Entries shown -
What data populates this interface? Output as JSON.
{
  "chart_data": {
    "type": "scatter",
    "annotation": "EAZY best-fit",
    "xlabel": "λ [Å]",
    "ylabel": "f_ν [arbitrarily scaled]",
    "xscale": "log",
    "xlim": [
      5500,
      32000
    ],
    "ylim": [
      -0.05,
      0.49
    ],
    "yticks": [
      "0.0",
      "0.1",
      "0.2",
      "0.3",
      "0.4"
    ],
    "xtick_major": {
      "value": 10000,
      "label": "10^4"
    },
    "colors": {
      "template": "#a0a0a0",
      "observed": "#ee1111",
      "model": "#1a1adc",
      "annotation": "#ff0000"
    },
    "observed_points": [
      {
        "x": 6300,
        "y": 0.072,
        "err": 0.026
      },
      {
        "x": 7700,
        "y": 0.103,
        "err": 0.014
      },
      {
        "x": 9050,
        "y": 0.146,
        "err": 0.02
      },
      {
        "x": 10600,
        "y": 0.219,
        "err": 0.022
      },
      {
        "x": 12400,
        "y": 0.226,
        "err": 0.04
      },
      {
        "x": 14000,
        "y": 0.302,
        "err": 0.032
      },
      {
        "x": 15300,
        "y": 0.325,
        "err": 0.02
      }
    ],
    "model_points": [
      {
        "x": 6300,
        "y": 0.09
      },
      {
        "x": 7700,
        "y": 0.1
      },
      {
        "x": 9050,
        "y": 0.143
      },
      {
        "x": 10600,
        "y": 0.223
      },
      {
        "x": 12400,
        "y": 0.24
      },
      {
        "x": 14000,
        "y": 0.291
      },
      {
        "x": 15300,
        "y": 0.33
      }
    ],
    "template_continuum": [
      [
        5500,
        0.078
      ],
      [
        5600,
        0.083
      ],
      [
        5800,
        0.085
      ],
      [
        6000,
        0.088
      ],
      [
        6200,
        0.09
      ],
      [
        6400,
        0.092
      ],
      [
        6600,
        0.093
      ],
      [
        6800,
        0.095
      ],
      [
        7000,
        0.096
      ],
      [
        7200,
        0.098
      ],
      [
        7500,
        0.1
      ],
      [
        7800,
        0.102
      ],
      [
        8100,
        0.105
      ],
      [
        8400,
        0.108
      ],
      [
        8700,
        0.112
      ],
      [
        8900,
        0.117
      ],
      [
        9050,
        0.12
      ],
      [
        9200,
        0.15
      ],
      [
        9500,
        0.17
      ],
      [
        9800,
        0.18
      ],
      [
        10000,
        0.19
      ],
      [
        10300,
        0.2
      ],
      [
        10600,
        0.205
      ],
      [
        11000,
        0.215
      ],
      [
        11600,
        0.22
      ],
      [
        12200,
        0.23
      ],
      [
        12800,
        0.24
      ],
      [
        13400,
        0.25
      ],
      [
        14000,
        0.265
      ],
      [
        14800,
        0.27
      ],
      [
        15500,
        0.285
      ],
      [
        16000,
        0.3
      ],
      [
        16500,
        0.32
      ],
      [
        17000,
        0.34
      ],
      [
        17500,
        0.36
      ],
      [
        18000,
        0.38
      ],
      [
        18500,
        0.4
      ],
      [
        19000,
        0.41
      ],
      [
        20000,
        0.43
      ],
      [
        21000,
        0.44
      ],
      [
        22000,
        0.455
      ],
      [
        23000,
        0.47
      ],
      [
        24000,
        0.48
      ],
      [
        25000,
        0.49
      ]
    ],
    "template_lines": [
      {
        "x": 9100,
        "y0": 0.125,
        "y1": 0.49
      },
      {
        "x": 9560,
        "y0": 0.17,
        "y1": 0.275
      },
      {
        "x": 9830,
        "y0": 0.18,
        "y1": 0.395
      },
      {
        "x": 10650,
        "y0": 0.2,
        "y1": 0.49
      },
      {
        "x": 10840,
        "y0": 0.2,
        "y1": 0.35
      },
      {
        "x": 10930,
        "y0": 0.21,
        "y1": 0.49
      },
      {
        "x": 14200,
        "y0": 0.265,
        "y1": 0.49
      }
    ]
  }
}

Task prompt -
Repeat the material above in full, exactly as it stands.

Complete answer -
What data populates this interface? Output as JSON.
{
  "chart_data": {
    "type": "scatter",
    "annotation": "EAZY best-fit",
    "xlabel": "λ [Å]",
    "ylabel": "f_ν [arbitrarily scaled]",
    "xscale": "log",
    "xlim": [
      5500,
      32000
    ],
    "ylim": [
      -0.05,
      0.49
    ],
    "yticks": [
      "0.0",
      "0.1",
      "0.2",
      "0.3",
      "0.4"
    ],
    "xtick_major": {
      "value": 10000,
      "label": "10^4"
    },
    "colors": {
      "template": "#a0a0a0",
      "observed": "#ee1111",
      "model": "#1a1adc",
      "annotation": "#ff0000"
    },
    "observed_points": [
      {
        "x": 6300,
        "y": 0.072,
        "err": 0.026
      },
      {
        "x": 7700,
        "y": 0.103,
        "err": 0.014
      },
      {
        "x": 9050,
        "y": 0.146,
        "err": 0.02
      },
      {
        "x": 10600,
        "y": 0.219,
        "err": 0.022
      },
      {
        "x": 12400,
        "y": 0.226,
        "err": 0.04
      },
      {
        "x": 14000,
        "y": 0.302,
        "err": 0.032
      },
      {
        "x": 15300,
        "y": 0.325,
        "err": 0.02
      }
    ],
    "model_points": [
      {
        "x": 6300,
        "y": 0.09
      },
      {
        "x": 7700,
        "y": 0.1
      },
      {
        "x": 9050,
        "y": 0.143
      },
      {
        "x": 10600,
        "y": 0.223
      },
      {
        "x": 12400,
        "y": 0.24
      },
      {
        "x": 14000,
        "y": 0.291
      },
      {
        "x": 15300,
        "y": 0.33
      }
    ],
    "template_continuum": [
      [
        5500,
        0.078
      ],
      [
        5600,
        0.083
      ],
      [
        5800,
        0.085
      ],
      [
        6000,
        0.088
      ],
      [
        6200,
        0.09
      ],
      [
        6400,
        0.092
      ],
      [
        6600,
        0.093
      ],
      [
        6800,
        0.095
      ],
      [
        7000,
        0.096
      ],
      [
        7200,
        0.098
      ],
      [
        7500,
        0.1
      ],
      [
        7800,
        0.102
      ],
      [
        8100,
        0.105
      ],
      [
        8400,
        0.108
      ],
      [
        8700,
        0.112
      ],
      [
        8900,
        0.117
      ],
      [
        9050,
        0.12
      ],
      [
        9200,
        0.15
      ],
      [
        9500,
        0.17
      ],
      [
        9800,
        0.18
      ],
      [
        10000,
        0.19
      ],
      [
        10300,
        0.2
      ],
      [
        10600,
        0.205
      ],
      [
        11000,
        0.215
      ],
      [
        11600,
        0.22
      ],
      [
        12200,
        0.23
      ],
      [
        12800,
        0.24
      ],
      [
        13400,
        0.25
      ],
      [
        14000,
        0.265
      ],
      [
        14800,
        0.27
      ],
      [
        15500,
        0.285
      ],
      [
        16000,
        0.3
      ],
      [
        16500,
        0.32
      ],
      [
        17000,
        0.34
      ],
      [
        17500,
        0.36
      ],
      [
        18000,
        0.38
      ],
      [
        18500,
        0.4
      ],
      [
        19000,
        0.41
      ],
      [
        20000,
        0.43
      ],
      [
        21000,
        0.44
      ],
      [
        22000,
        0.455
      ],
      [
        23000,
        0.47
      ],
      [
        24000,
        0.48
      ],
      [
        25000,
        0.49
      ]
    ],
    "template_lines": [
      {
        "x": 9100,
        "y0": 0.125,
        "y1": 0.49
      },
      {
        "x": 9560,
        "y0": 0.17,
        "y1": 0.275
      },
      {
        "x": 9830,
        "y0": 0.18,
        "y1": 0.395
      },
      {
        "x": 10650,
        "y0": 0.2,
        "y1": 0.49
      },
      {
        "x": 10840,
        "y0": 0.2,
        "y1": 0.35
      },
      {
        "x": 10930,
        "y0": 0.21,
        "y1": 0.49
      },
      {
        "x": 14200,
        "y0": 0.265,
        "y1": 0.49
      }
    ]
  }
}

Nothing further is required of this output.